(To do): For the listing below, give the number of lines in which "open" occurs. Add nothing.

-- Begin Listed records --

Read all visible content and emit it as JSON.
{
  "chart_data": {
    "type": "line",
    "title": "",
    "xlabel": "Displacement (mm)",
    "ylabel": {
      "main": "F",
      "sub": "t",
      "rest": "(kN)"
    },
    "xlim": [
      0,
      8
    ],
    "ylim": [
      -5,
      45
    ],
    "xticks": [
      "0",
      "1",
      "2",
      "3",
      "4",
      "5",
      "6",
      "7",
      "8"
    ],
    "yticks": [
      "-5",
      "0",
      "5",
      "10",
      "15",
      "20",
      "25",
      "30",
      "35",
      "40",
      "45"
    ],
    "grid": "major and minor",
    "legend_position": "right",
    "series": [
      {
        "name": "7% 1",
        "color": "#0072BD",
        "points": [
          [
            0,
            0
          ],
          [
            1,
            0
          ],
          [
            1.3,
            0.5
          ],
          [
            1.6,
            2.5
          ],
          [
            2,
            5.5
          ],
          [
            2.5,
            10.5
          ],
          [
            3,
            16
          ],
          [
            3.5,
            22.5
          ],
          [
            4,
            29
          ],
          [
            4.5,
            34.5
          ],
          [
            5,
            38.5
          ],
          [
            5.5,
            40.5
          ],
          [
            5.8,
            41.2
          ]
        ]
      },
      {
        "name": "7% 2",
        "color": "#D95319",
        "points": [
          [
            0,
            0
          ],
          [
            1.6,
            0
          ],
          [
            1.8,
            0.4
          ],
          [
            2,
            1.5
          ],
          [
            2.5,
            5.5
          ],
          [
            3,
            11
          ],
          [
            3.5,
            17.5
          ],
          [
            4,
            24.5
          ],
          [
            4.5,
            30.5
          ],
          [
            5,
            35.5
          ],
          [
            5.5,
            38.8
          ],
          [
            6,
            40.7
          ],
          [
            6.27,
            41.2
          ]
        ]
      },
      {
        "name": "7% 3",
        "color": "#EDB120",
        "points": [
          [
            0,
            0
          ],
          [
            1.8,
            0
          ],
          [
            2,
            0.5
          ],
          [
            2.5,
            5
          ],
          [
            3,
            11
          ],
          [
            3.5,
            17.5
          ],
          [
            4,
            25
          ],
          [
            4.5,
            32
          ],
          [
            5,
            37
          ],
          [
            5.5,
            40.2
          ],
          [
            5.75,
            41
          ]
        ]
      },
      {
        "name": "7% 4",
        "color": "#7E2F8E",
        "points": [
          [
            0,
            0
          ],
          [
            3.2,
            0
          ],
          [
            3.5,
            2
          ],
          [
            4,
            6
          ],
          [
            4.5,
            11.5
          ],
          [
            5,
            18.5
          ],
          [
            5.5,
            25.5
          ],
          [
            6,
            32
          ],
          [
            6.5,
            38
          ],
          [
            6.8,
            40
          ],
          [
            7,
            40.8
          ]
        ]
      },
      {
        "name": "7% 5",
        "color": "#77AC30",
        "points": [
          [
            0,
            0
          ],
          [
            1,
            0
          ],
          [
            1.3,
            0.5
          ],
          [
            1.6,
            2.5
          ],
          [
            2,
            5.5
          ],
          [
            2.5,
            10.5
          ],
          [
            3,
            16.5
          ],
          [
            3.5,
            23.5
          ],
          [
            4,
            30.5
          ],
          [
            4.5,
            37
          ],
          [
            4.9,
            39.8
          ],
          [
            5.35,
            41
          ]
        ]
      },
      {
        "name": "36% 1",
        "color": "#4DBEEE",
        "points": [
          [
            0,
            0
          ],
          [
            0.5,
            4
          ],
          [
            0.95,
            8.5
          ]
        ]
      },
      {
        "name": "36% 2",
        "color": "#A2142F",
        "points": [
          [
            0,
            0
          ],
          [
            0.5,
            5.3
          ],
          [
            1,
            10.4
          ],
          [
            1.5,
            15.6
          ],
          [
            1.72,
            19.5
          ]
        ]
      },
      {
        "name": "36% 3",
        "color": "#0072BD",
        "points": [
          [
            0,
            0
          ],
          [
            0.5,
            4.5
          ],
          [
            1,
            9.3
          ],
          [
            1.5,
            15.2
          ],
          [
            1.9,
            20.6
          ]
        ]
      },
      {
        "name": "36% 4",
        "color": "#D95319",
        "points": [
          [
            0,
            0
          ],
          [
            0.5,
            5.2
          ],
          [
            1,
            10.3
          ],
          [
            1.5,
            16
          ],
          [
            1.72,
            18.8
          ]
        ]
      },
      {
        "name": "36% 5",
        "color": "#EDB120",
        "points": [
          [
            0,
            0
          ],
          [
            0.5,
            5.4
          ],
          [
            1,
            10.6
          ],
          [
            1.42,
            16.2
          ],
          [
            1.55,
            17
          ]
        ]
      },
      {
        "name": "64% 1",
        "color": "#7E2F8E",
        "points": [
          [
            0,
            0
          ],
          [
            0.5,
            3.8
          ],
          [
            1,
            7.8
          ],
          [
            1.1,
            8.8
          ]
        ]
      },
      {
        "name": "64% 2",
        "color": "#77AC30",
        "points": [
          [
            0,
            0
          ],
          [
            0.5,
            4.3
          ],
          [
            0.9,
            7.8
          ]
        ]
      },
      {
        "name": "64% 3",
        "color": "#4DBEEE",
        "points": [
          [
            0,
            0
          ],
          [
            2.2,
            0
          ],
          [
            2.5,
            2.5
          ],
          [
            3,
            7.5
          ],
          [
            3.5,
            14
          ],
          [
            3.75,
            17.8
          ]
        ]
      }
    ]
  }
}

-- End Listed records --
-- Begin Listed records --

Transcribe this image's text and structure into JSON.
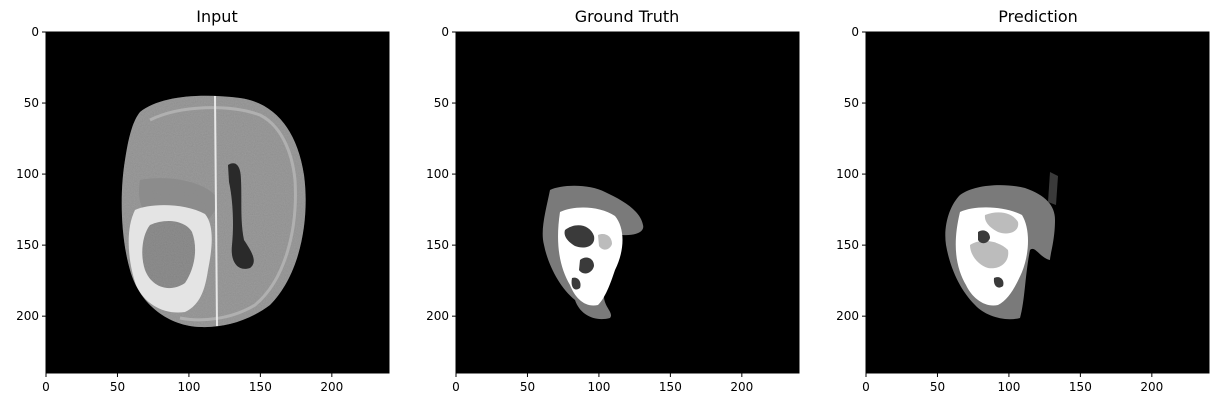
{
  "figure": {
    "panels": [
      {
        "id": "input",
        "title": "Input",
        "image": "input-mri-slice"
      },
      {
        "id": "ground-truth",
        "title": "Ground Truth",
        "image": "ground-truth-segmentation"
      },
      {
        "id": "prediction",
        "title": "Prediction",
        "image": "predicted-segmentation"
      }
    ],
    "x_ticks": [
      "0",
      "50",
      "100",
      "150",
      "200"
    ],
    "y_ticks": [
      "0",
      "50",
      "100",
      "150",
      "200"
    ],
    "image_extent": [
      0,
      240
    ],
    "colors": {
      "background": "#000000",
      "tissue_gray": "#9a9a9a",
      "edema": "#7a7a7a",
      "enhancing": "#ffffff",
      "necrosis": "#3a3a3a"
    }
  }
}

-- End Listed records --
-- Begin Listed records --

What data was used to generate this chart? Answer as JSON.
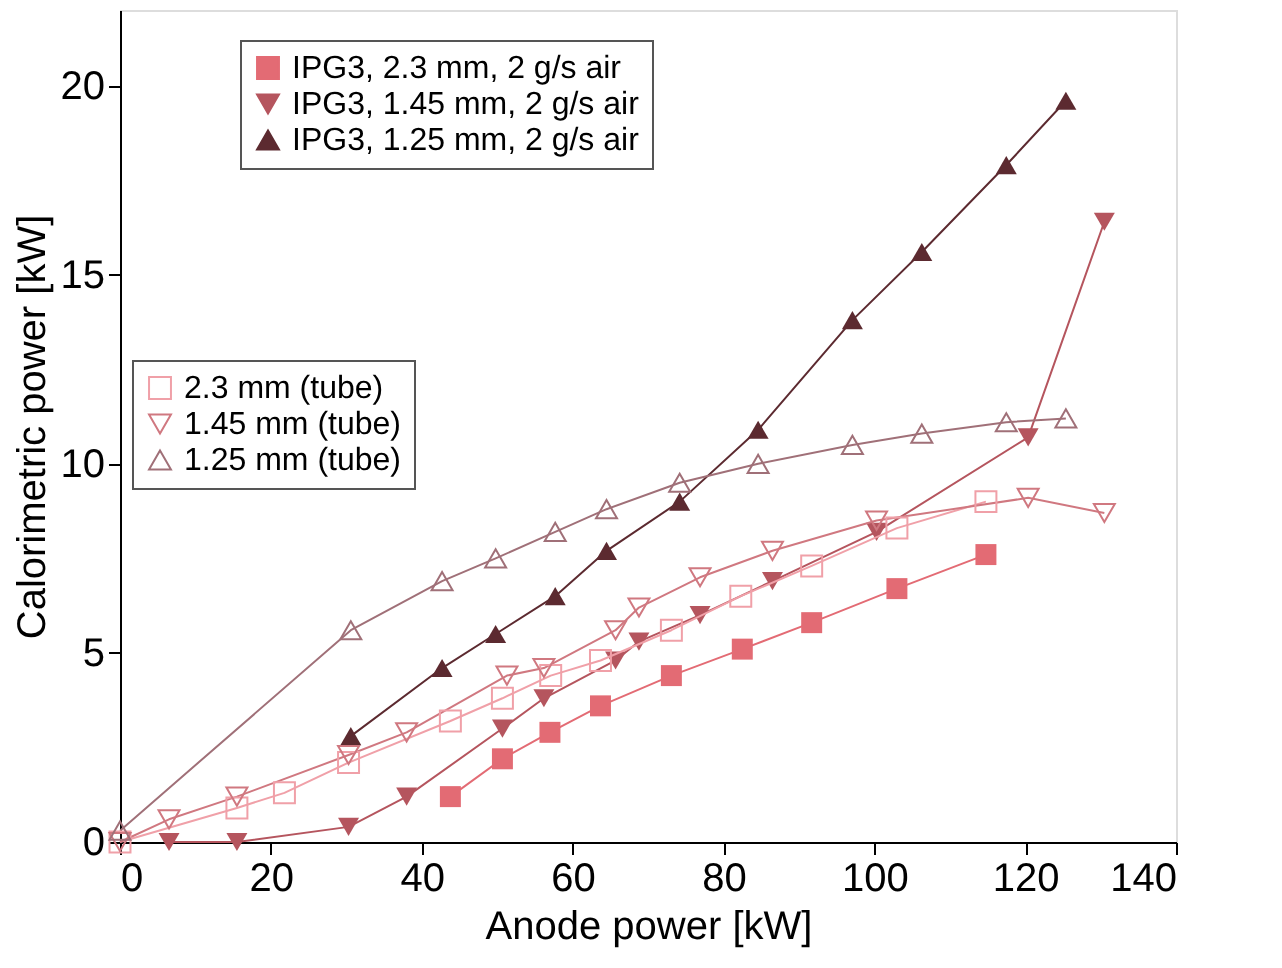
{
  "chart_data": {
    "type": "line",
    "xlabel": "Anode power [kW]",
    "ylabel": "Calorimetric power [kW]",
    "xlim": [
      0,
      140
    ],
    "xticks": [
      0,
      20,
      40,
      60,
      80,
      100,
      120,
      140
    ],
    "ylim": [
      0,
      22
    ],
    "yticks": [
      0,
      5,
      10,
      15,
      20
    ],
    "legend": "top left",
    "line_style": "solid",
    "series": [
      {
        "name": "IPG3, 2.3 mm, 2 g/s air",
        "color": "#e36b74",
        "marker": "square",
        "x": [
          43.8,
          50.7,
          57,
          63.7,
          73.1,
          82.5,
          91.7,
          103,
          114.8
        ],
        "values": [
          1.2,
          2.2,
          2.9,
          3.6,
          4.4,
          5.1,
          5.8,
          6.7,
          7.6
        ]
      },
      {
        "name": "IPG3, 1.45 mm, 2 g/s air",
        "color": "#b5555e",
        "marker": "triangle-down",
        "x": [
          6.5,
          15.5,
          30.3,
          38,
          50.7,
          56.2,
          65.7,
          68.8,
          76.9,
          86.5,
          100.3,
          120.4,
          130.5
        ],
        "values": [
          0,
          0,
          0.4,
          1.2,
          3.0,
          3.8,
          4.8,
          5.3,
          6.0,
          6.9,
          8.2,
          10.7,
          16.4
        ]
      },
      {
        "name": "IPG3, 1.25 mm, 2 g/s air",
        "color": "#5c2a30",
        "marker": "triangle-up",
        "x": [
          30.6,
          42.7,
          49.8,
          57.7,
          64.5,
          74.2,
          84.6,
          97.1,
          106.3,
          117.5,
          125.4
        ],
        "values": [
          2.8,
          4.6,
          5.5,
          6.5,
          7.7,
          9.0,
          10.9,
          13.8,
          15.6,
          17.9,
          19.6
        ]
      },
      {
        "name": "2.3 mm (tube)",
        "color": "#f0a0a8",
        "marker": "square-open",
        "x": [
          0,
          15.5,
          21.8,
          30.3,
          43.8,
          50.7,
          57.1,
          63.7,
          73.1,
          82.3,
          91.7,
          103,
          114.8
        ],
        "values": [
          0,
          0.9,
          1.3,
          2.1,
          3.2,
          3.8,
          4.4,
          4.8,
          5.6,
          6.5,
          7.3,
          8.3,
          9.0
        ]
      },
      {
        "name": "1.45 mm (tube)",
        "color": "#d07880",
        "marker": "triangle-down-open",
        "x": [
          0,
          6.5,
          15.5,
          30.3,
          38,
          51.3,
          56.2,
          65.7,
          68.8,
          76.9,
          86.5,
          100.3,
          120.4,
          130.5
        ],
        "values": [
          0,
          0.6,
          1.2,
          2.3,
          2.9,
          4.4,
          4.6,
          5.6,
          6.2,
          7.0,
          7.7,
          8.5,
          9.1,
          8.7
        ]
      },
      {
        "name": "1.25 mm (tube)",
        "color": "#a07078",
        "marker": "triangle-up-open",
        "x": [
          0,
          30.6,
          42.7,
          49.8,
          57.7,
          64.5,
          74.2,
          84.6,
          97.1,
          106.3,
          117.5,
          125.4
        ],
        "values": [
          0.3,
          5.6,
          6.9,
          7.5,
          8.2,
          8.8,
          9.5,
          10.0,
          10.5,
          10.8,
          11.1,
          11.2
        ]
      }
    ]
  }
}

-- End Listed records --

(Solution): 3